*** Data shown

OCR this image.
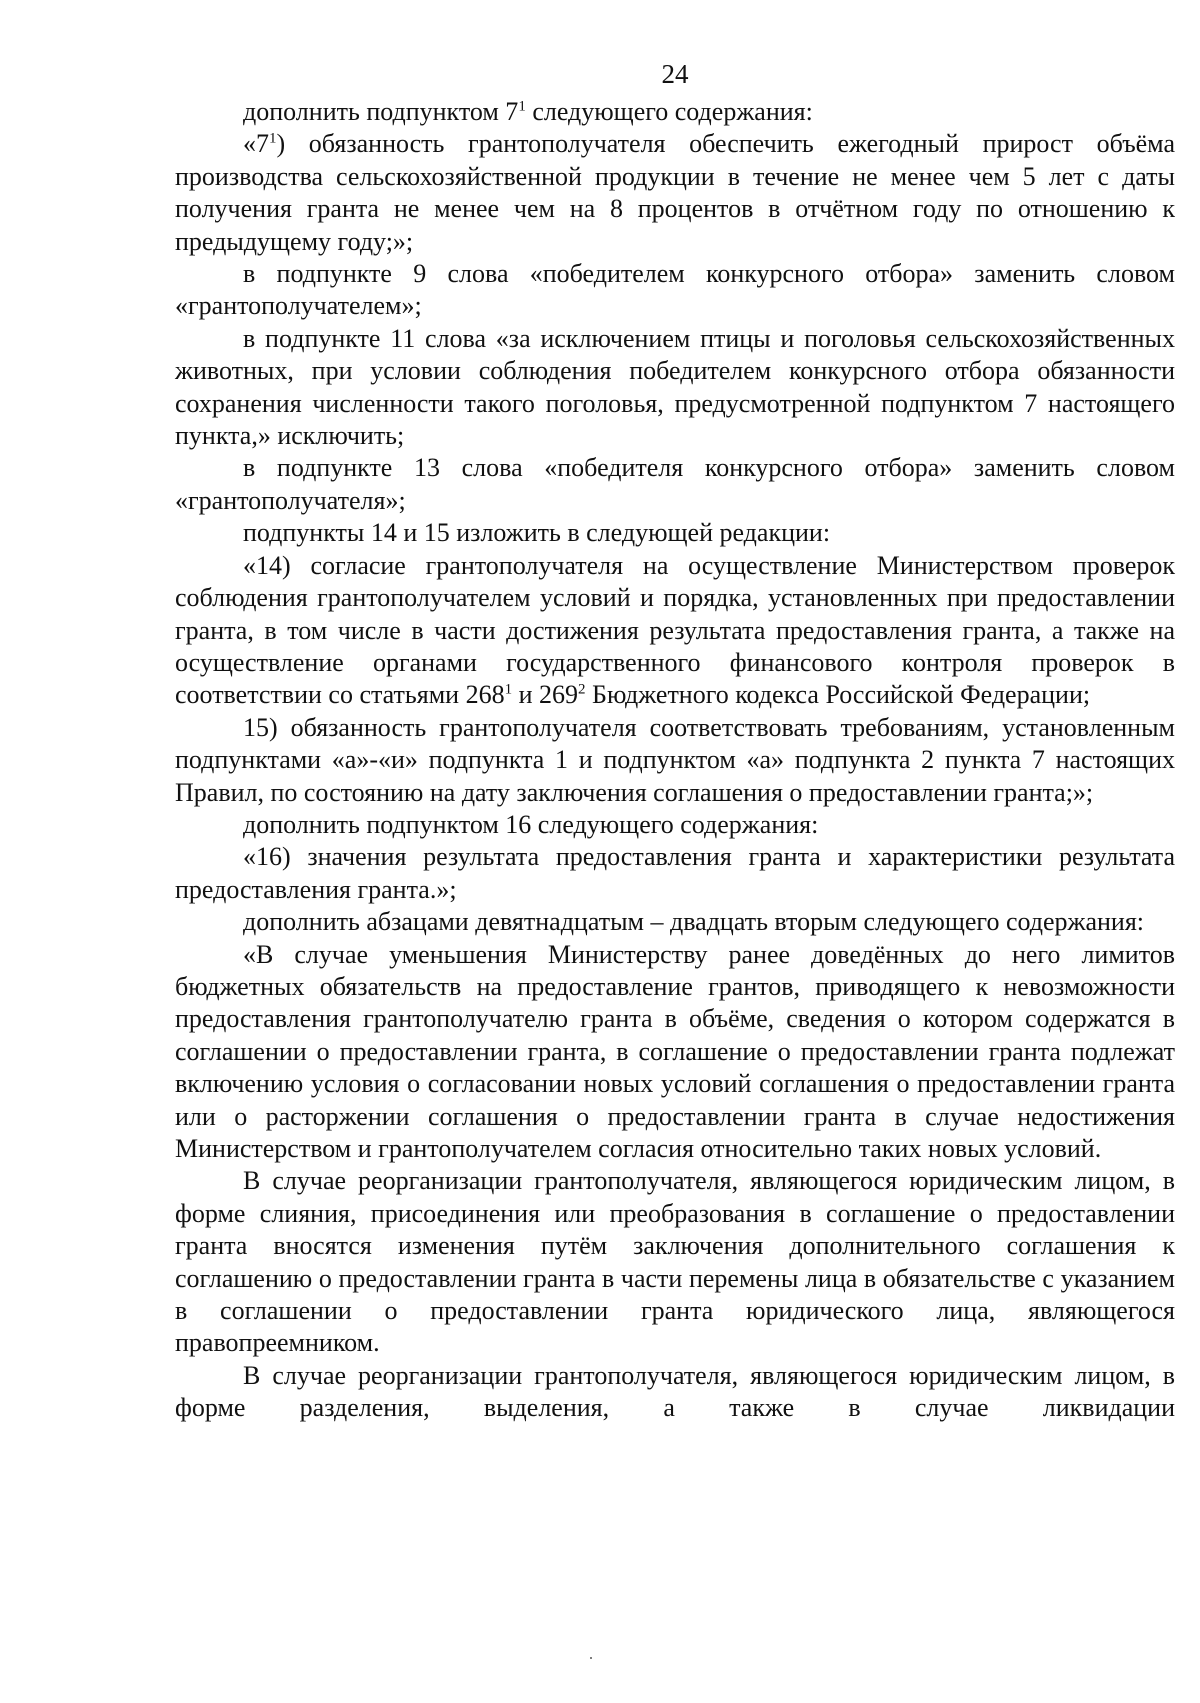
24

дополнить подпунктом $7^1$ следующего содержания:

«$7^1$) обязанность грантополучателя обеспечить ежегодный прирост объёма производства сельскохозяйственной продукции в течение не менее чем 5 лет с даты получения гранта не менее чем на 8 процентов в отчётном году по отношению к предыдущему году;»;

в подпункте 9 слова «победителем конкурсного отбора» заменить словом «грантополучателем»;

в подпункте 11 слова «за исключением птицы и поголовья сельскохозяйственных животных, при условии соблюдения победителем конкурсного отбора обязанности сохранения численности такого поголовья, предусмотренной подпунктом 7 настоящего пункта,» исключить;

в подпункте 13 слова «победителя конкурсного отбора» заменить словом «грантополучателя»;

подпункты 14 и 15 изложить в следующей редакции:

«14) согласие грантополучателя на осуществление Министерством проверок соблюдения грантополучателем условий и порядка, установленных при предоставлении гранта, в том числе в части достижения результата предоставления гранта, а также на осуществление органами государственного финансового контроля проверок в соответствии со статьями $268^1$ и $269^2$ Бюджетного кодекса Российской Федерации;

15) обязанность грантополучателя соответствовать требованиям, установленным подпунктами «а»-«и» подпункта 1 и подпунктом «а» подпункта 2 пункта 7 настоящих Правил, по состоянию на дату заключения соглашения о предоставлении гранта;»;

дополнить подпунктом 16 следующего содержания:

«16) значения результата предоставления гранта и характеристики результата предоставления гранта.»;

дополнить абзацами девятнадцатым – двадцать вторым следующего содержания:

«В случае уменьшения Министерству ранее доведённых до него лимитов бюджетных обязательств на предоставление грантов, приводящего к невозможности предоставления грантополучателю гранта в объёме, сведения о котором содержатся в соглашении о предоставлении гранта, в соглашение о предоставлении гранта подлежат включению условия о согласовании новых условий соглашения о предоставлении гранта или о расторжении соглашения о предоставлении гранта в случае недостижения Министерством и грантополучателем согласия относительно таких новых условий.

В случае реорганизации грантополучателя, являющегося юридическим лицом, в форме слияния, присоединения или преобразования в соглашение о предоставлении гранта вносятся изменения путём заключения дополнительного соглашения к соглашению о предоставлении гранта в части перемены лица в обязательстве с указанием в соглашении о предоставлении гранта юридического лица, являющегося правопреемником.

В случае реорганизации грантополучателя, являющегося юридическим лицом, в форме разделения, выделения, а также в случае ликвидации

******

Task goal: Filter the records for lines holding the string "содержания". Copy each one.

Answer to this task:
дополнить подпунктом $7^1$ следующего содержания:
дополнить подпунктом 16 следующего содержания:
дополнить абзацами девятнадцатым – двадцать вторым следующего содержания:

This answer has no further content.